### Given data ###

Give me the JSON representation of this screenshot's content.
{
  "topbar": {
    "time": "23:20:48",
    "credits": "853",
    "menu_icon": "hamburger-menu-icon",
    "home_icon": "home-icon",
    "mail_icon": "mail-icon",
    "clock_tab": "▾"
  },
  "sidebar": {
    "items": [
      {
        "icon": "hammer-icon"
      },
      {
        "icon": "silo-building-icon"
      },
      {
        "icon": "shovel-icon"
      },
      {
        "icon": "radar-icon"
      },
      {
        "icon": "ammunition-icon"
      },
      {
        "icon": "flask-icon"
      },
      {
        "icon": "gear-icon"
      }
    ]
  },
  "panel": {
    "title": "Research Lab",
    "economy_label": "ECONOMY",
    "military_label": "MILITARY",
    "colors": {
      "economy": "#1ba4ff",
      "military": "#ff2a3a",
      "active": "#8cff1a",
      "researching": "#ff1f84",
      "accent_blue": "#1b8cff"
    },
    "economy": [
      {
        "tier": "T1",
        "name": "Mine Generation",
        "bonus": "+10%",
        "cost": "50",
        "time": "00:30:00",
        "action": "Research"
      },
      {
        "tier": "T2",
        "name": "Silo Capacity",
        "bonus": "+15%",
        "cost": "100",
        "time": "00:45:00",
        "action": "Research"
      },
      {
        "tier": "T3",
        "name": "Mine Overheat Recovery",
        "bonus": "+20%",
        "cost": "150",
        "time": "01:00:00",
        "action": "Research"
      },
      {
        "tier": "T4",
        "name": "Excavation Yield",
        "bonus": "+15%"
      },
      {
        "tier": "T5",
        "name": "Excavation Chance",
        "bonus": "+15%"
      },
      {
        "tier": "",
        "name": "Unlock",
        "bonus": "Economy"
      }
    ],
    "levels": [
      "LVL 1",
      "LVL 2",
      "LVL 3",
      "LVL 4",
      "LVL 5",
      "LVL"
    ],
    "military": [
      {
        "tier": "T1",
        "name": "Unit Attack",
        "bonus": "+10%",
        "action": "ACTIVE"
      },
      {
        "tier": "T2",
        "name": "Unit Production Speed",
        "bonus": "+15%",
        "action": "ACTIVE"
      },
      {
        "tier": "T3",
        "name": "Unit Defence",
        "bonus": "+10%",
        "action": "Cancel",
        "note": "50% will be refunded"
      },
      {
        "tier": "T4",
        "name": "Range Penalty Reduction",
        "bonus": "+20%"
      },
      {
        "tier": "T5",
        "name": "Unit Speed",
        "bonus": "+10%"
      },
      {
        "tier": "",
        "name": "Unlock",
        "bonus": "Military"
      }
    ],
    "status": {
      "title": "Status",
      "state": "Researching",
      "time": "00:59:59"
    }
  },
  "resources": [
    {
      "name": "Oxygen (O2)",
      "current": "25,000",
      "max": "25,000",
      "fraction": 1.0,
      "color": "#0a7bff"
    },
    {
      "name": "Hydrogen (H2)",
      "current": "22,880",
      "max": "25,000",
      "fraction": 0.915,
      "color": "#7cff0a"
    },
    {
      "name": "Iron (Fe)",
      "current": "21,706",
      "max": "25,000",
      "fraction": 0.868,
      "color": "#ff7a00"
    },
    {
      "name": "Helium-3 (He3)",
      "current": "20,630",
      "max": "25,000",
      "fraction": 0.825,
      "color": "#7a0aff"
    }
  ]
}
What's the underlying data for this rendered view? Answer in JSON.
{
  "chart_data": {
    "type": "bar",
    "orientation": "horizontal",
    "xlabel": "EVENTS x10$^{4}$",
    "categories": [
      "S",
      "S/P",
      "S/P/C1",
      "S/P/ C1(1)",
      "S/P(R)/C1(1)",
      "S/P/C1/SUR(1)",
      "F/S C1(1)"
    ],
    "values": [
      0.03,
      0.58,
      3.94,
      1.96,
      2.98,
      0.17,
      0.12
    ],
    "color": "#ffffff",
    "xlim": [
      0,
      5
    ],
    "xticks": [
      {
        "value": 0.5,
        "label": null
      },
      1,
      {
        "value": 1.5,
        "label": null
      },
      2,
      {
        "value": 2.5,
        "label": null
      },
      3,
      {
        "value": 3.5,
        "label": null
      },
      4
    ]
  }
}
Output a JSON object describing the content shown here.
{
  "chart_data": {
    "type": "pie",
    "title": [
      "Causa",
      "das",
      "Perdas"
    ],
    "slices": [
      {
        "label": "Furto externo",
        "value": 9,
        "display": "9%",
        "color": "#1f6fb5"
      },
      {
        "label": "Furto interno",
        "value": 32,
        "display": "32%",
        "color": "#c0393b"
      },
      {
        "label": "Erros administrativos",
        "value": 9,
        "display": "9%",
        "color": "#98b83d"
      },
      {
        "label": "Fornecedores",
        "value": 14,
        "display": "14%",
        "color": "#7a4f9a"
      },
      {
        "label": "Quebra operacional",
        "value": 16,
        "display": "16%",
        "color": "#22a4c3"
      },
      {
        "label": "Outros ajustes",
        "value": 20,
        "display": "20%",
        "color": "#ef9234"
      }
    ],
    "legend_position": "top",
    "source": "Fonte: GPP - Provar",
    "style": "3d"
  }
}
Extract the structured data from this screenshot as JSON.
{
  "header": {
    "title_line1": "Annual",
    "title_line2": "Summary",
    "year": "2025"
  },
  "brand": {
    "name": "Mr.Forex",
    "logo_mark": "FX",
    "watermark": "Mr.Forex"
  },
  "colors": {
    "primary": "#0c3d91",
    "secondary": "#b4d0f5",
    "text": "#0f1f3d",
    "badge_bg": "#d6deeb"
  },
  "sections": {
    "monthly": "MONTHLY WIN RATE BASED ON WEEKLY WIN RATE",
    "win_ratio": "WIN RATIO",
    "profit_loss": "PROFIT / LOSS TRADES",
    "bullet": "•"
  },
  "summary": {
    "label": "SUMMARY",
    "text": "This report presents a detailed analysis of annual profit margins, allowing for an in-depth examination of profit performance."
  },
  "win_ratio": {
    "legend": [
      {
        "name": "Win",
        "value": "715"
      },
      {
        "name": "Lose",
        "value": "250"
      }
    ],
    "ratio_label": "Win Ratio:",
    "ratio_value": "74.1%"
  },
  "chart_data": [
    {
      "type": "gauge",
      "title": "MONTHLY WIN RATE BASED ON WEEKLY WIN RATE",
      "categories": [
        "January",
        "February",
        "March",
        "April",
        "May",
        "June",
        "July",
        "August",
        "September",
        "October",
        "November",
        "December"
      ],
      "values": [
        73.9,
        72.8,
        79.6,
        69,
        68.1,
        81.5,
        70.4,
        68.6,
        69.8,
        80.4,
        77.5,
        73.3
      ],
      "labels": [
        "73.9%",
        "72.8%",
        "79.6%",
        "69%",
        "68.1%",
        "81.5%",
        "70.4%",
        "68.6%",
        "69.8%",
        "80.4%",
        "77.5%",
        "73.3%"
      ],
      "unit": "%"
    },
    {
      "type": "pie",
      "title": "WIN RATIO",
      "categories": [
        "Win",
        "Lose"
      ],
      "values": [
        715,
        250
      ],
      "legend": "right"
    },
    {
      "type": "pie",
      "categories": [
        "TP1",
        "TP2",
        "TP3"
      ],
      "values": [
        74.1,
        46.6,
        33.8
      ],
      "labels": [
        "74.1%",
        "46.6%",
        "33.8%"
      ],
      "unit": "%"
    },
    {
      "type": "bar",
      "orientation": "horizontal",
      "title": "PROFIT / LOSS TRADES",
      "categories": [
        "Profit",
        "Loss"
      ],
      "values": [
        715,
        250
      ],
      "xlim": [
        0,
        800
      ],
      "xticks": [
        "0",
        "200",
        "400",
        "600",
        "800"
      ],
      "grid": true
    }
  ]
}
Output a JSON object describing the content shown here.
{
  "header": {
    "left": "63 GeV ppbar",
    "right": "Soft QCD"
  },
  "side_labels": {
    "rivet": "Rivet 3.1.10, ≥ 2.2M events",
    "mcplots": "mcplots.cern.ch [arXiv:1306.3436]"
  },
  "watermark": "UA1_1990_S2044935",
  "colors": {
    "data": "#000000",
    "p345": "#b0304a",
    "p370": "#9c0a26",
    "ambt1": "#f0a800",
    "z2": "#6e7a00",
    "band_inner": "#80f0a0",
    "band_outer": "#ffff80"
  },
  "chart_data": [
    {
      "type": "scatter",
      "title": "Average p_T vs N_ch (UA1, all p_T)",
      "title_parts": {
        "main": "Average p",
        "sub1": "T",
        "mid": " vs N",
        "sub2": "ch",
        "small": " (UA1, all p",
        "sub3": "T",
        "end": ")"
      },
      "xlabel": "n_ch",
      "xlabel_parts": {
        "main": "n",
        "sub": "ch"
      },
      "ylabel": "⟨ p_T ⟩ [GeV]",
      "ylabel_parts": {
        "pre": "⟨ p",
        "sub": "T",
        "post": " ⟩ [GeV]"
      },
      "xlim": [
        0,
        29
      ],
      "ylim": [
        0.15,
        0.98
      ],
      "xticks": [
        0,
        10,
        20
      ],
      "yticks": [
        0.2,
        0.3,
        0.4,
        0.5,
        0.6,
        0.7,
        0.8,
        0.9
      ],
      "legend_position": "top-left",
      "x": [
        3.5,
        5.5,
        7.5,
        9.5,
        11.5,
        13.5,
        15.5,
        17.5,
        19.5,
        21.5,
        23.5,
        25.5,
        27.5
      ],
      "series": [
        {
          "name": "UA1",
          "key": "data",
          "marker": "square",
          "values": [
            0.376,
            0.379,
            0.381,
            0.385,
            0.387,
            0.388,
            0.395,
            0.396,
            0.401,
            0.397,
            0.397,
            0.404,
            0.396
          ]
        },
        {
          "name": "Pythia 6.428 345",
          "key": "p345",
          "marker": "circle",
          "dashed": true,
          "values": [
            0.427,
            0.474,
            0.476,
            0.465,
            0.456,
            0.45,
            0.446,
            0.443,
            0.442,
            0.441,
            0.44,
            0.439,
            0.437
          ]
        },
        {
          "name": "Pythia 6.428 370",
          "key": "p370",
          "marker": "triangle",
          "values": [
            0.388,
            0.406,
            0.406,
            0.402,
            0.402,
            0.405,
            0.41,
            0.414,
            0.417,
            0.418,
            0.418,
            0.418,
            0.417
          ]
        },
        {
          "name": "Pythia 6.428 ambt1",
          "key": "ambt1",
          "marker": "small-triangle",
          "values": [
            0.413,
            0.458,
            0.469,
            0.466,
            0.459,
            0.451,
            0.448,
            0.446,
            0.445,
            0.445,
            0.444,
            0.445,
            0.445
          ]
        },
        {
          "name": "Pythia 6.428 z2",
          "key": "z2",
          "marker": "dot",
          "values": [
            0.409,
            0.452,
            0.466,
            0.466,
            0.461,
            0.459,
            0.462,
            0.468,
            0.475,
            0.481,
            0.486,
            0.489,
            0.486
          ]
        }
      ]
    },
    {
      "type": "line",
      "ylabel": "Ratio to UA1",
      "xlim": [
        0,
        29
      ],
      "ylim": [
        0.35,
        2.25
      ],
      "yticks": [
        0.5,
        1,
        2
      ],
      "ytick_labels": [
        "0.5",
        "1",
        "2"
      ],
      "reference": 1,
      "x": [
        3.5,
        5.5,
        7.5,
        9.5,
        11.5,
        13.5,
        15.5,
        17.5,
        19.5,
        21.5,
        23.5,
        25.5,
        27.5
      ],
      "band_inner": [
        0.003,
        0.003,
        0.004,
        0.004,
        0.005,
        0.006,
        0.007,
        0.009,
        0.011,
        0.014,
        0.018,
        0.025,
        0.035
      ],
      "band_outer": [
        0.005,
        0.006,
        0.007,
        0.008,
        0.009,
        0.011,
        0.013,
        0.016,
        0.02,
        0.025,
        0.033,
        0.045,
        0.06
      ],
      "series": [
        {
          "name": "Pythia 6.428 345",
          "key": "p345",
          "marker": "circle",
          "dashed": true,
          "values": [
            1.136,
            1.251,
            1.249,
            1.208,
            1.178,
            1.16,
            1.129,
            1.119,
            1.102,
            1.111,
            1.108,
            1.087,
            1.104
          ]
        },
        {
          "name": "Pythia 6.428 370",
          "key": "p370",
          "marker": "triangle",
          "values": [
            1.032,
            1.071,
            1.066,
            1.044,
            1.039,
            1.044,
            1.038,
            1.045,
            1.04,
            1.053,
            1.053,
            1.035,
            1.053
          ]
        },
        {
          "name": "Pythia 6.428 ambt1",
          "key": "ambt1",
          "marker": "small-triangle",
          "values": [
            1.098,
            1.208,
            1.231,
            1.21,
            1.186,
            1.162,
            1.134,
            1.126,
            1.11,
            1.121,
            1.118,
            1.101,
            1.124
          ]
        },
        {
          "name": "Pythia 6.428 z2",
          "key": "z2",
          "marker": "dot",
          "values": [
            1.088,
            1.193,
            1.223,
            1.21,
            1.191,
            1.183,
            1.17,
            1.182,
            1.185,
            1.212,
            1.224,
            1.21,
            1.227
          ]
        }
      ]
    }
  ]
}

###

Work to be completed » Among the lines of the data, identify those with the word "Excavation". Copy each of them.

Answer in full »
        "name": "Excavation Yield",
        "name": "Excavation Chance",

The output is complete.